*ACTIVITY:* When every entry has been read, print each one back exactly.

*SUPPLIED RECORDS:*

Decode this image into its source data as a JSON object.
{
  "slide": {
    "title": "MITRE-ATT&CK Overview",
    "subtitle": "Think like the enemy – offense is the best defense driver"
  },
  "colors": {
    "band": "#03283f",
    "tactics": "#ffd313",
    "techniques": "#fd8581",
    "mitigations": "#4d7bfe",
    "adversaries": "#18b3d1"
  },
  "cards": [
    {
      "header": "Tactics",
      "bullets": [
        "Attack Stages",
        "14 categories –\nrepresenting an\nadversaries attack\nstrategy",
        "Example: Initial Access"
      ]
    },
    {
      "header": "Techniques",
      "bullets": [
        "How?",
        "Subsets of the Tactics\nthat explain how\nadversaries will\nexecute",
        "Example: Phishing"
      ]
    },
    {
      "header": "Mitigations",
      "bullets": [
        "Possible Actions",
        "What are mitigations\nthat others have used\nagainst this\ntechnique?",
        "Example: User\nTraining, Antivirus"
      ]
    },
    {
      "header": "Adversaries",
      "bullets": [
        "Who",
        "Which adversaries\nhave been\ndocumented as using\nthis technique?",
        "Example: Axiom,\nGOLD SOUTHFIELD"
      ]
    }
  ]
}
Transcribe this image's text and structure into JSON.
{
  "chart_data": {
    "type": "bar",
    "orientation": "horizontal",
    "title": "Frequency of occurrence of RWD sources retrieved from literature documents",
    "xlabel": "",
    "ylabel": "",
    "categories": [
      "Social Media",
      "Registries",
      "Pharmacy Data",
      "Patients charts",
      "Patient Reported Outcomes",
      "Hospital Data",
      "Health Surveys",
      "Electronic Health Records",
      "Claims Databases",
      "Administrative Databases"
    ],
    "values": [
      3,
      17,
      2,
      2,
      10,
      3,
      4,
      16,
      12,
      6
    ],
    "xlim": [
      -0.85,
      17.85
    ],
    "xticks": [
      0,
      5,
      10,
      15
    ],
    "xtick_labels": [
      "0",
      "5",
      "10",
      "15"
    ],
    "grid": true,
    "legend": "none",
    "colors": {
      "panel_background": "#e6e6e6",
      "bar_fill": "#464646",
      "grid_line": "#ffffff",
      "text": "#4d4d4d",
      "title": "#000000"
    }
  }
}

*RESULT:*
Decode this image into its source data as a JSON object.
{
  "slide": {
    "title": "MITRE-ATT&CK Overview",
    "subtitle": "Think like the enemy – offense is the best defense driver"
  },
  "colors": {
    "band": "#03283f",
    "tactics": "#ffd313",
    "techniques": "#fd8581",
    "mitigations": "#4d7bfe",
    "adversaries": "#18b3d1"
  },
  "cards": [
    {
      "header": "Tactics",
      "bullets": [
        "Attack Stages",
        "14 categories –\nrepresenting an\nadversaries attack\nstrategy",
        "Example: Initial Access"
      ]
    },
    {
      "header": "Techniques",
      "bullets": [
        "How?",
        "Subsets of the Tactics\nthat explain how\nadversaries will\nexecute",
        "Example: Phishing"
      ]
    },
    {
      "header": "Mitigations",
      "bullets": [
        "Possible Actions",
        "What are mitigations\nthat others have used\nagainst this\ntechnique?",
        "Example: User\nTraining, Antivirus"
      ]
    },
    {
      "header": "Adversaries",
      "bullets": [
        "Who",
        "Which adversaries\nhave been\ndocumented as using\nthis technique?",
        "Example: Axiom,\nGOLD SOUTHFIELD"
      ]
    }
  ]
}
Transcribe this image's text and structure into JSON.
{
  "chart_data": {
    "type": "bar",
    "orientation": "horizontal",
    "title": "Frequency of occurrence of RWD sources retrieved from literature documents",
    "xlabel": "",
    "ylabel": "",
    "categories": [
      "Social Media",
      "Registries",
      "Pharmacy Data",
      "Patients charts",
      "Patient Reported Outcomes",
      "Hospital Data",
      "Health Surveys",
      "Electronic Health Records",
      "Claims Databases",
      "Administrative Databases"
    ],
    "values": [
      3,
      17,
      2,
      2,
      10,
      3,
      4,
      16,
      12,
      6
    ],
    "xlim": [
      -0.85,
      17.85
    ],
    "xticks": [
      0,
      5,
      10,
      15
    ],
    "xtick_labels": [
      "0",
      "5",
      "10",
      "15"
    ],
    "grid": true,
    "legend": "none",
    "colors": {
      "panel_background": "#e6e6e6",
      "bar_fill": "#464646",
      "grid_line": "#ffffff",
      "text": "#4d4d4d",
      "title": "#000000"
    }
  }
}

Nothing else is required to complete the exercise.